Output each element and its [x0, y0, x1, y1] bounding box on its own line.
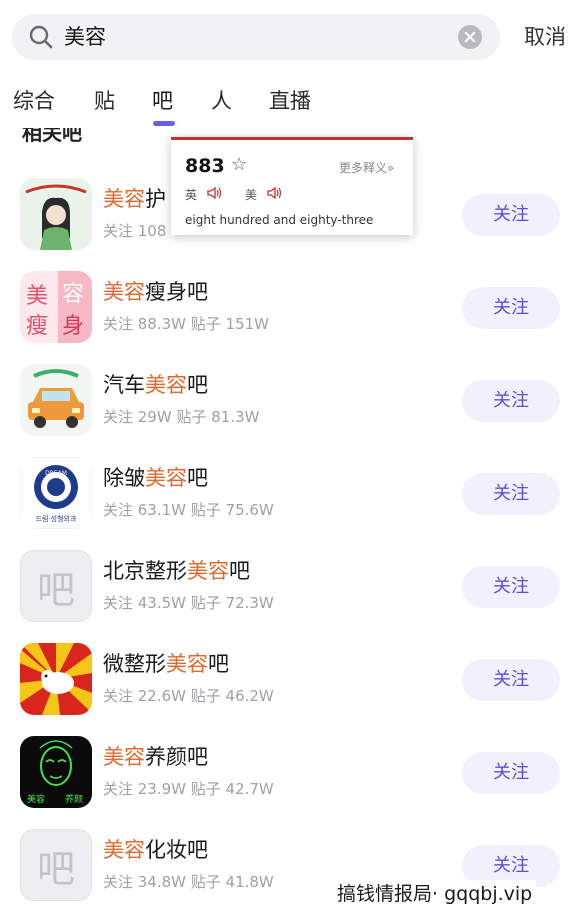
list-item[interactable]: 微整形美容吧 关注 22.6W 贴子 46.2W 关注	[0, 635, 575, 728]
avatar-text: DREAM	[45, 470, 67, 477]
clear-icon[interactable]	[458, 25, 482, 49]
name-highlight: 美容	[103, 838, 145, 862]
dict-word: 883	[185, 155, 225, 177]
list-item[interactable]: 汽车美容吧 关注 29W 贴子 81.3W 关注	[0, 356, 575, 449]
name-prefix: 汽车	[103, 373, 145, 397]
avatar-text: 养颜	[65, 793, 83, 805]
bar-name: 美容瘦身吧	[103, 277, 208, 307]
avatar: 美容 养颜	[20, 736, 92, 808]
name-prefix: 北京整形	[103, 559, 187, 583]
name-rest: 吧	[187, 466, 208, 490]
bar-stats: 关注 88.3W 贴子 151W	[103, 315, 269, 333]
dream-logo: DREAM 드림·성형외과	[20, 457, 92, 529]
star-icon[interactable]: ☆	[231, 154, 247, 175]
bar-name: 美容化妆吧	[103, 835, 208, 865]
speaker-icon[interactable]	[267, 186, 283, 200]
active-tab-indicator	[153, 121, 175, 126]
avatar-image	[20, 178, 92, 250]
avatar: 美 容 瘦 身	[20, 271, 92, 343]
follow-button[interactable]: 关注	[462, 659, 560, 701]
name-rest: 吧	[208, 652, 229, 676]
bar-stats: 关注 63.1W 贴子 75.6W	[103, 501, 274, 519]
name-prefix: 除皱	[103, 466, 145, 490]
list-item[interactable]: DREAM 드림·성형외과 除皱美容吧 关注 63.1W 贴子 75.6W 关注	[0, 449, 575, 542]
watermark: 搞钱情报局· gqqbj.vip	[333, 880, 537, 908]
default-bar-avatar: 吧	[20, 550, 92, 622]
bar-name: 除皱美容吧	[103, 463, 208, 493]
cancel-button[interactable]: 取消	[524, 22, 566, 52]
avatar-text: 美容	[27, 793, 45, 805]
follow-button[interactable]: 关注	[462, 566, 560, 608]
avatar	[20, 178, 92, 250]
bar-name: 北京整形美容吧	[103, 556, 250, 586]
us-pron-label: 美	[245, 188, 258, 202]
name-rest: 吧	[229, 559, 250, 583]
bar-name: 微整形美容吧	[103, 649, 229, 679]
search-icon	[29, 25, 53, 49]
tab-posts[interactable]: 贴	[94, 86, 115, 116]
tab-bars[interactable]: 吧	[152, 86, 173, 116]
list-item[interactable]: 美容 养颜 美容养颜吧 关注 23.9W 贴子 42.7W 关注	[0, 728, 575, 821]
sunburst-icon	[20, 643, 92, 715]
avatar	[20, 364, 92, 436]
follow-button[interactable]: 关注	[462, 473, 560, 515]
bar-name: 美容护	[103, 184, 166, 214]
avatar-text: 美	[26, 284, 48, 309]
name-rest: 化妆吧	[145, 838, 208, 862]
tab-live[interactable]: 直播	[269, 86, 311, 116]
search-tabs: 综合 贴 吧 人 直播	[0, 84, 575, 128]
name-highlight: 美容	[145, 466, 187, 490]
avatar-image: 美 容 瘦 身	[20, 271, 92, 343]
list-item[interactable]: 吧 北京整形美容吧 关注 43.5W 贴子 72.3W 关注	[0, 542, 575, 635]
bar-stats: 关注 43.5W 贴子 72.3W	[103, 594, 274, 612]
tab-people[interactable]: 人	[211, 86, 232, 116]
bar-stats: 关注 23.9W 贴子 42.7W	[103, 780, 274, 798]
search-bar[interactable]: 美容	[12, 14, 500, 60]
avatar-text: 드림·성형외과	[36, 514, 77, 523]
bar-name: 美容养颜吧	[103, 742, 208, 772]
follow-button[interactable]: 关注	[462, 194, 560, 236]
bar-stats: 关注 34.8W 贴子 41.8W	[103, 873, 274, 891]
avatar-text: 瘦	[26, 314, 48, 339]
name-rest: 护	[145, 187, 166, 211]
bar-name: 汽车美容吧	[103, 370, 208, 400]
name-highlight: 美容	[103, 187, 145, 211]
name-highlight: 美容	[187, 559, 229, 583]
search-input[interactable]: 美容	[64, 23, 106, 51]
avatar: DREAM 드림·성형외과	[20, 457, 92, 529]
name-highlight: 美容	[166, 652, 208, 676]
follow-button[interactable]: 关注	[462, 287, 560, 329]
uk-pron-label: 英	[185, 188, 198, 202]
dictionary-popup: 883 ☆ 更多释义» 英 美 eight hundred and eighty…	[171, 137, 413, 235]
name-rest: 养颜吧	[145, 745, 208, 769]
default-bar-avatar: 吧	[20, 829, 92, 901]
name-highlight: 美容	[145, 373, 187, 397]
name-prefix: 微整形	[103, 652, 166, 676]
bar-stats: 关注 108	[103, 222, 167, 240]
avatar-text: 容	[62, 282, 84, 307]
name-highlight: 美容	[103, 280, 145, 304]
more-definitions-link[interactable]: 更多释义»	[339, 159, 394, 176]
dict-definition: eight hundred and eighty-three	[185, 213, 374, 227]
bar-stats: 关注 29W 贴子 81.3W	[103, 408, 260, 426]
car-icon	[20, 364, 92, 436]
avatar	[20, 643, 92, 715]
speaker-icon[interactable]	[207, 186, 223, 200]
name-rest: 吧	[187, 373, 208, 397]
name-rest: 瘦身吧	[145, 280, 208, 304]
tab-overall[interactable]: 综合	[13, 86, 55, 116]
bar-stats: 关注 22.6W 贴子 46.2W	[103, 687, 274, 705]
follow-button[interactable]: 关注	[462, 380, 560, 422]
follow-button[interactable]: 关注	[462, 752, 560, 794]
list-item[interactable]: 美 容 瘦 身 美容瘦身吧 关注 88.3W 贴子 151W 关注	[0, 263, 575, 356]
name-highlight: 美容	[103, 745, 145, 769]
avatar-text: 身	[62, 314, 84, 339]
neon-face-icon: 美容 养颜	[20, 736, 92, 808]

********

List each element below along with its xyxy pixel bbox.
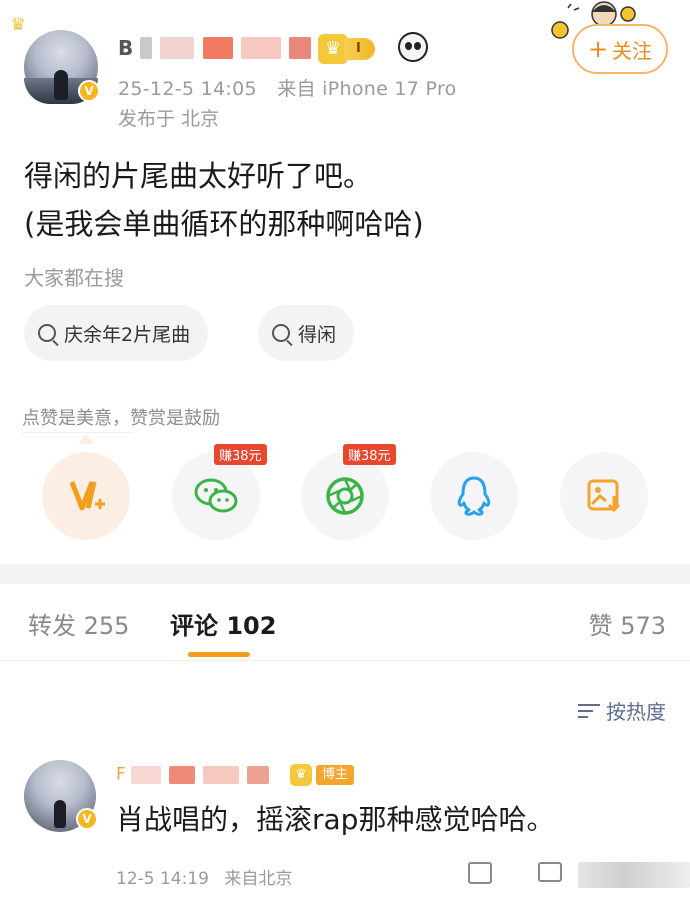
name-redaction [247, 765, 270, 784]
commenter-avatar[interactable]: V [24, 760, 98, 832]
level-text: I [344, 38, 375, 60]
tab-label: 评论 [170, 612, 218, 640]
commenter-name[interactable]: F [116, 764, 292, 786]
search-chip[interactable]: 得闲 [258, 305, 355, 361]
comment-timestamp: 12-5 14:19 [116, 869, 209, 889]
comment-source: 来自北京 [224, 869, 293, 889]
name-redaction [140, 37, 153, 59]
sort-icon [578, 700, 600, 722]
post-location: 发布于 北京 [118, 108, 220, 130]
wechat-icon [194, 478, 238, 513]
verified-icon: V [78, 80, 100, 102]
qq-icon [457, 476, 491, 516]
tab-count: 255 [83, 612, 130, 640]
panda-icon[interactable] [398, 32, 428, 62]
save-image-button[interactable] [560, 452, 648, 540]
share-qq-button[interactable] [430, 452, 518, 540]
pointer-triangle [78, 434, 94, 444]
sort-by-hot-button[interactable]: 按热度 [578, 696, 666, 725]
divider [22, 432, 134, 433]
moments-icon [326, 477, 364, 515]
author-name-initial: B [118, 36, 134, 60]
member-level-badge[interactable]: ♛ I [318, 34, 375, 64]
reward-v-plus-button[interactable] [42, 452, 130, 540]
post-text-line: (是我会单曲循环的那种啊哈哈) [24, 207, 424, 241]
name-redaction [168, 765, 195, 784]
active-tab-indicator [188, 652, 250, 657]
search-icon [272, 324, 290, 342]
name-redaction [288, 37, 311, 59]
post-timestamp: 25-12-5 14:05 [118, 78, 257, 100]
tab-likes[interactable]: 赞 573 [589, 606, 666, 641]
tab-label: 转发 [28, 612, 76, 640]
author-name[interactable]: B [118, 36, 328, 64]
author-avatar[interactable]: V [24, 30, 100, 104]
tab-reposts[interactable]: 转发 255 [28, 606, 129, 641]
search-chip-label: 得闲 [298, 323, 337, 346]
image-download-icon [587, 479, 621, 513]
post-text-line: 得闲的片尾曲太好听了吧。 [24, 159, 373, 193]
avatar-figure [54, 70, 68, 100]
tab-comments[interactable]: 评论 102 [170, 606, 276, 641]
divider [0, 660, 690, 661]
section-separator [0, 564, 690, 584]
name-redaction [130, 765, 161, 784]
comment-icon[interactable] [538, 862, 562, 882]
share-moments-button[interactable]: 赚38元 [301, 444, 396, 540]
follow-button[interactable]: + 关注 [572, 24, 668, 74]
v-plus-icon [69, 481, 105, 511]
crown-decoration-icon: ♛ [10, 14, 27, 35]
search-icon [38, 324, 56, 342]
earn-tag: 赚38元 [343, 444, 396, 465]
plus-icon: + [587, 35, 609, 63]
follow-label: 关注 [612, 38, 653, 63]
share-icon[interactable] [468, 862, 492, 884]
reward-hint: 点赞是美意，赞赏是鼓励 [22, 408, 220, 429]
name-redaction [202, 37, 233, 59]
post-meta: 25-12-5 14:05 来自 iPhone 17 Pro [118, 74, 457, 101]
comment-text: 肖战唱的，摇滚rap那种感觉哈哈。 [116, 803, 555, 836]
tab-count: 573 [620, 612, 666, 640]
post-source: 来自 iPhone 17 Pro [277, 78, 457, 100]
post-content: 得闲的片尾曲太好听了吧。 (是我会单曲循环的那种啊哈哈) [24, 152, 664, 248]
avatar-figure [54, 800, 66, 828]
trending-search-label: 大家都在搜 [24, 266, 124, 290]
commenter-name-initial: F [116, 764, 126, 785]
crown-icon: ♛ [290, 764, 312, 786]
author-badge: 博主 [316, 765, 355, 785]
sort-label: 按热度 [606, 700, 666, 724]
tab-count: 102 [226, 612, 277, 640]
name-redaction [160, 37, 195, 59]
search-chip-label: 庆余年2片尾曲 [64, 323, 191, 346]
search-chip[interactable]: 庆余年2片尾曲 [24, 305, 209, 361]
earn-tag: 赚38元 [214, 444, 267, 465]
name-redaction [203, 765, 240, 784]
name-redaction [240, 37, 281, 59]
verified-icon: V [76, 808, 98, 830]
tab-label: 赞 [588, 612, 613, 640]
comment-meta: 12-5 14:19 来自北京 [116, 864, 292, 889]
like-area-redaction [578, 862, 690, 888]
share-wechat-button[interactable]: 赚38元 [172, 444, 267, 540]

********

■ Work to do: Repeat the part that opens with the line containing "list-item[interactable]: 微整形美容吧 关注" and closes with the line containing "bar-stats: 关注 88.3W", swapping "name-prefix" for "name-lead" and changing nothing else.

■ Problem solution:
list-item[interactable]: 微整形美容吧 关注 22.6W 贴子 46.2W 关注	[0, 635, 575, 728]
avatar-text: DREAM	[45, 470, 67, 477]
clear-icon[interactable]	[458, 25, 482, 49]
name-highlight: 美容	[103, 838, 145, 862]
dict-word: 883	[185, 155, 225, 177]
list-item[interactable]: 汽车美容吧 关注 29W 贴子 81.3W 关注	[0, 356, 575, 449]
name-lead: 汽车	[103, 373, 145, 397]
avatar-text: 养颜	[65, 793, 83, 805]
bar-name: 美容瘦身吧	[103, 277, 208, 307]
avatar: 美容 养颜	[20, 736, 92, 808]
name-lead: 北京整形	[103, 559, 187, 583]
name-rest: 吧	[187, 466, 208, 490]
bar-stats: 关注 88.3W 贴子 151W	[103, 315, 269, 333]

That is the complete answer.